What the task requires: From the entries below, list each line with "filter".

--- start ---

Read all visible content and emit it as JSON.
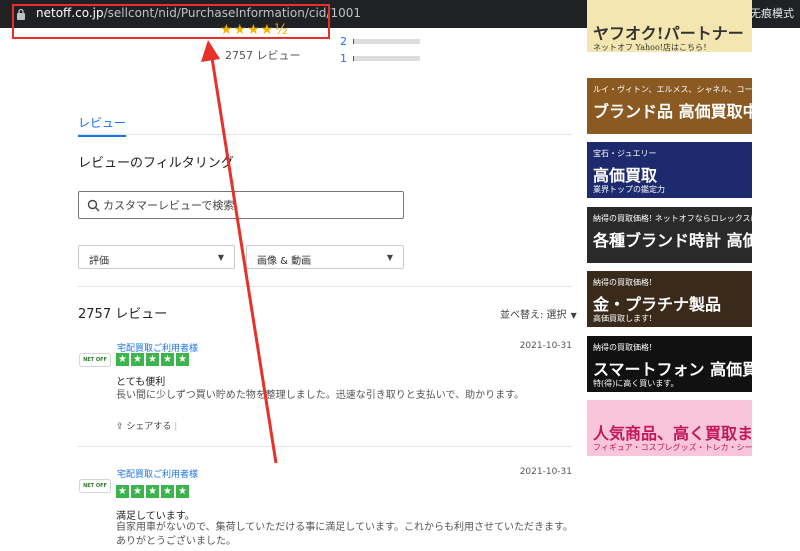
{
  "browser": {
    "url_domain": "netoff.co.jp",
    "url_path": "/sellcont/nid/PurchaseInformation/cid/1001",
    "profile_label": "无痕模式（E"
  },
  "summary": {
    "stars": "★★★★½",
    "review_count": "2757 レビュー",
    "rating_rows": [
      {
        "label": "2",
        "fill": 0.02
      },
      {
        "label": "1",
        "fill": 0.01
      }
    ]
  },
  "tabs": {
    "review": "レビュー"
  },
  "filter": {
    "title": "レビューのフィルタリング",
    "search_placeholder": "カスタマーレビューで検索",
    "rating_dropdown": "評価",
    "media_dropdown": "画像 & 動画"
  },
  "list": {
    "heading": "2757 レビュー",
    "sort_label": "並べ替え: 選択"
  },
  "reviews": [
    {
      "logo": "NET OFF",
      "reviewer": "宅配買取ご利用者様",
      "date": "2021-10-31",
      "title": "とても便利",
      "body": "長い間に少しずつ買い貯めた物を整理しました。迅速な引き取りと支払いで、助かります。",
      "share": "シェアする"
    },
    {
      "logo": "NET OFF",
      "reviewer": "宅配買取ご利用者様",
      "date": "2021-10-31",
      "title": "満足しています。",
      "body": "自家用車がないので、集荷していただける事に満足しています。これからも利用させていただきます。ありがとうございました。",
      "share": ""
    }
  ],
  "sidebar": {
    "banners": [
      {
        "line1": "",
        "line2": "ヤフオク!パートナー",
        "line3": "ネットオフ Yahoo!店はこちら！",
        "bg": "#f4e6b0",
        "fg": "#333333"
      },
      {
        "line1": "ルイ・ヴィトン、エルメス、シャネル、コーチ、グッチ",
        "line2": "ブランド品 高価買取中",
        "line3": "",
        "bg": "#8a5a22",
        "fg": "#ffffff"
      },
      {
        "line1": "宝石・ジュエリー",
        "line2": "高価買取",
        "line3": "業界トップの鑑定力",
        "bg": "#1d2a6e",
        "fg": "#ffffff"
      },
      {
        "line1": "納得の買取価格! ネットオフならロレックスはもちろん",
        "line2": "各種ブランド時計 高価買取中!",
        "line3": "",
        "bg": "#2a2a2a",
        "fg": "#ffffff"
      },
      {
        "line1": "納得の買取価格!",
        "line2": "金・プラチナ製品",
        "line3": "高価買取します!",
        "bg": "#3a2a1a",
        "fg": "#ffffff"
      },
      {
        "line1": "納得の買取価格!",
        "line2": "スマートフォン 高価買取中!",
        "line3": "特(得)に高く買います。",
        "bg": "#111111",
        "fg": "#ffffff"
      },
      {
        "line1": "",
        "line2": "人気商品、高く買取ます!",
        "line3": "フィギュア・コスプレグッズ・トレカ・シール・萌えグッズ",
        "bg": "#f8c6d8",
        "fg": "#c2185b"
      }
    ]
  }
}
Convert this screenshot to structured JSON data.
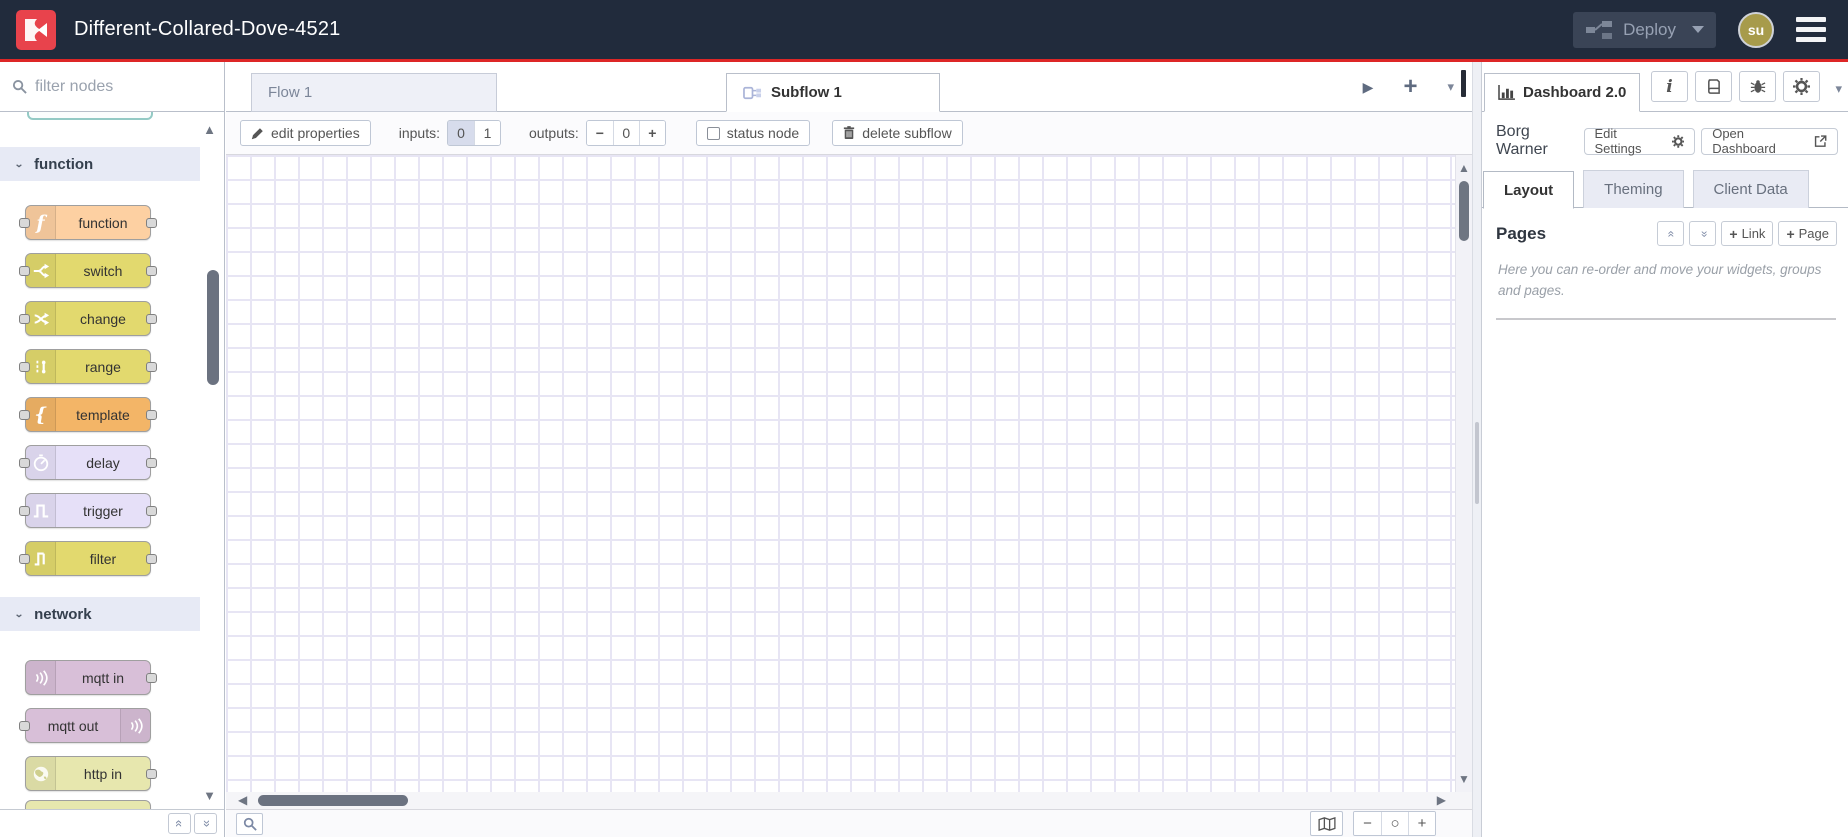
{
  "header": {
    "title": "Different-Collared-Dove-4521",
    "deploy_label": "Deploy",
    "avatar_initials": "su"
  },
  "colors": {
    "header_bg": "#212b3c",
    "header_accent_red": "#dd2626",
    "logo_red": "#e8434c",
    "avatar_olive": "#a79b4b",
    "grid_line": "#e7e5f4",
    "section_header_bg": "#e7eaf5"
  },
  "palette": {
    "search_placeholder": "filter nodes",
    "sections": [
      {
        "label": "function",
        "nodes": [
          {
            "label": "function",
            "color": "#fdd0a2"
          },
          {
            "label": "switch",
            "color": "#e2d96e"
          },
          {
            "label": "change",
            "color": "#e2d96e"
          },
          {
            "label": "range",
            "color": "#e2d96e"
          },
          {
            "label": "template",
            "color": "#f3b567"
          },
          {
            "label": "delay",
            "color": "#e6e0f8"
          },
          {
            "label": "trigger",
            "color": "#e6e0f8"
          },
          {
            "label": "filter",
            "color": "#e2d96e"
          }
        ]
      },
      {
        "label": "network",
        "nodes": [
          {
            "label": "mqtt in",
            "color": "#d8bfd8"
          },
          {
            "label": "mqtt out",
            "color": "#d8bfd8"
          },
          {
            "label": "http in",
            "color": "#e7e7ae"
          },
          {
            "label": "",
            "color": "#e7e7ae"
          }
        ]
      }
    ]
  },
  "workspace": {
    "tabs": [
      {
        "label": "Flow 1"
      },
      {
        "label": "Subflow 1"
      }
    ],
    "subflow_toolbar": {
      "edit_properties": "edit properties",
      "inputs_label": "inputs:",
      "inputs_options": [
        "0",
        "1"
      ],
      "inputs_selected": "0",
      "outputs_label": "outputs:",
      "outputs_value": "0",
      "status_node": "status node",
      "delete_subflow": "delete subflow"
    }
  },
  "sidebar": {
    "tab_label": "Dashboard 2.0",
    "instance_name": "Borg Warner",
    "edit_settings_label": "Edit Settings",
    "open_dashboard_label": "Open Dashboard",
    "tabs": [
      "Layout",
      "Theming",
      "Client Data"
    ],
    "active_tab": "Layout",
    "pages_title": "Pages",
    "link_button_label": "Link",
    "page_button_label": "Page",
    "help_text": "Here you can re-order and move your widgets, groups and pages."
  },
  "glyphs": {
    "triangle_up": "▲",
    "triangle_down": "▼",
    "triangle_left": "◀",
    "triangle_right": "▶",
    "caret_down": "▾",
    "plus": "+",
    "minus": "−",
    "circle": "○",
    "double_chevron": "«",
    "chevron_down": "⌄",
    "info": "i"
  }
}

--- end ---

Result for this exercise:
  "filter": {
    "search_placeholder": "filter nodes",
            "label": "filter",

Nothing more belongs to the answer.